▶ _GOAL OF THE EXERCISE_
Word for word, set down the records and skip each picture.
## Begin RECORDED INFORMATION
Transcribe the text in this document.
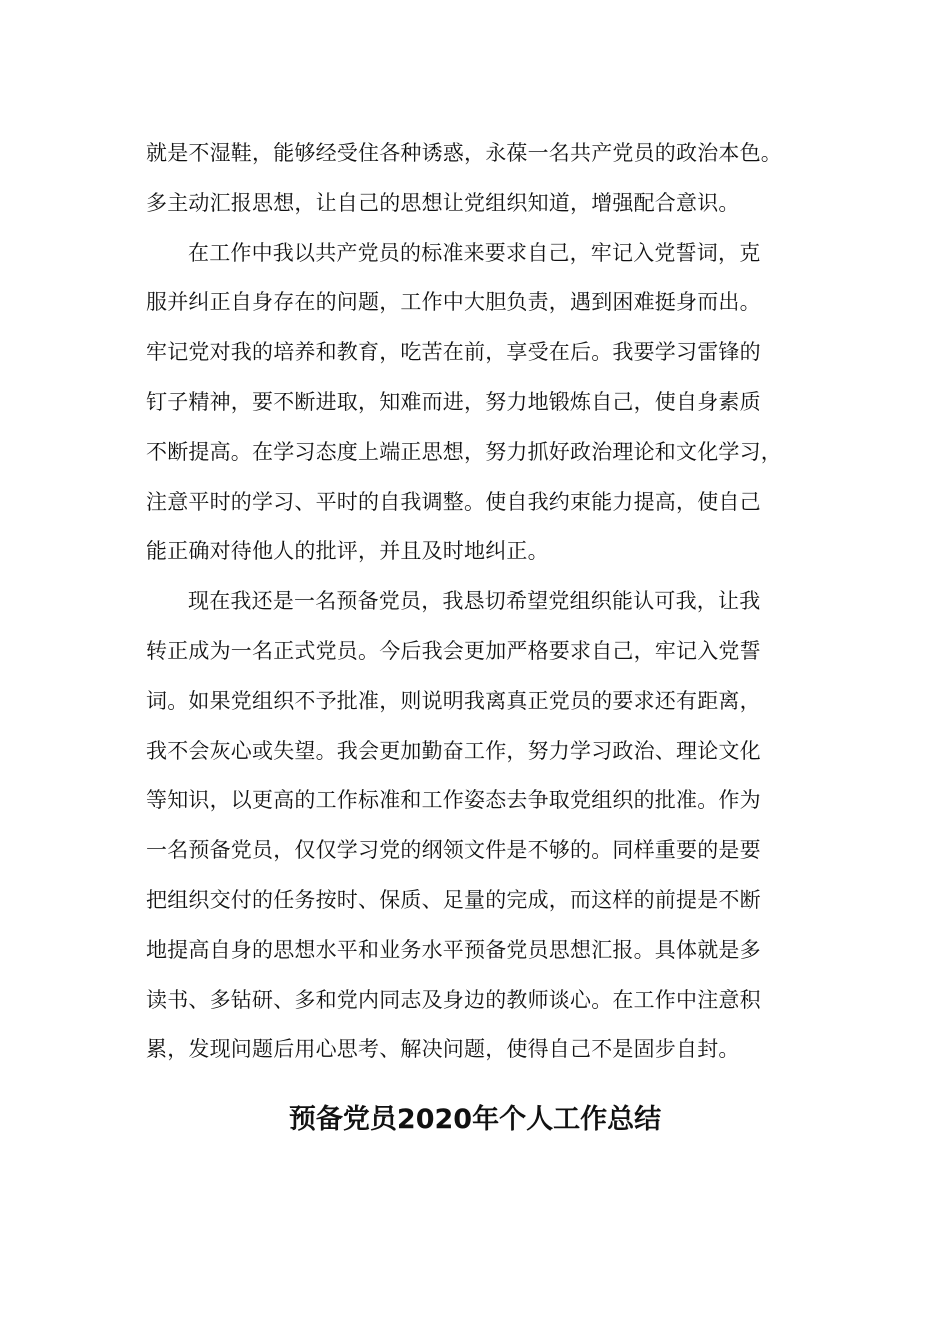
就是不湿鞋，能够经受住各种诱惑，永葆一名共产党员的政治本色。
多主动汇报思想，让自己的思想让党组织知道，增强配合意识。
在工作中我以共产党员的标准来要求自己，牢记入党誓词，克
服并纠正自身存在的问题，工作中大胆负责，遇到困难挺身而出。
牢记党对我的培养和教育，吃苦在前，享受在后。我要学习雷锋的
钉子精神，要不断进取，知难而进，努力地锻炼自己，使自身素质
不断提高。在学习态度上端正思想，努力抓好政治理论和文化学习，
注意平时的学习、平时的自我调整。使自我约束能力提高，使自己
能正确对待他人的批评，并且及时地纠正。
现在我还是一名预备党员，我恳切希望党组织能认可我，让我
转正成为一名正式党员。今后我会更加严格要求自己，牢记入党誓
词。如果党组织不予批准，则说明我离真正党员的要求还有距离，
我不会灰心或失望。我会更加勤奋工作，努力学习政治、理论文化
等知识，以更高的工作标准和工作姿态去争取党组织的批准。作为
一名预备党员，仅仅学习党的纲领文件是不够的。同样重要的是要
把组织交付的任务按时、保质、足量的完成，而这样的前提是不断
地提高自身的思想水平和业务水平预备党员思想汇报。具体就是多
读书、多钻研、多和党内同志及身边的教师谈心。在工作中注意积
累，发现问题后用心思考、解决问题，使得自己不是固步自封。
预备党员2020年个人工作总结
## End RECORDED INFORMATION
▶ _WRITTEN RESPONSE_
Transcribe the text in this document.
就是不湿鞋，能够经受住各种诱惑，永葆一名共产党员的政治本色。
多主动汇报思想，让自己的思想让党组织知道，增强配合意识。
在工作中我以共产党员的标准来要求自己，牢记入党誓词，克
服并纠正自身存在的问题，工作中大胆负责，遇到困难挺身而出。
牢记党对我的培养和教育，吃苦在前，享受在后。我要学习雷锋的
钉子精神，要不断进取，知难而进，努力地锻炼自己，使自身素质
不断提高。在学习态度上端正思想，努力抓好政治理论和文化学习，
注意平时的学习、平时的自我调整。使自我约束能力提高，使自己
能正确对待他人的批评，并且及时地纠正。
现在我还是一名预备党员，我恳切希望党组织能认可我，让我
转正成为一名正式党员。今后我会更加严格要求自己，牢记入党誓
词。如果党组织不予批准，则说明我离真正党员的要求还有距离，
我不会灰心或失望。我会更加勤奋工作，努力学习政治、理论文化
等知识，以更高的工作标准和工作姿态去争取党组织的批准。作为
一名预备党员，仅仅学习党的纲领文件是不够的。同样重要的是要
把组织交付的任务按时、保质、足量的完成，而这样的前提是不断
地提高自身的思想水平和业务水平预备党员思想汇报。具体就是多
读书、多钻研、多和党内同志及身边的教师谈心。在工作中注意积
累，发现问题后用心思考、解决问题，使得自己不是固步自封。
预备党员2020年个人工作总结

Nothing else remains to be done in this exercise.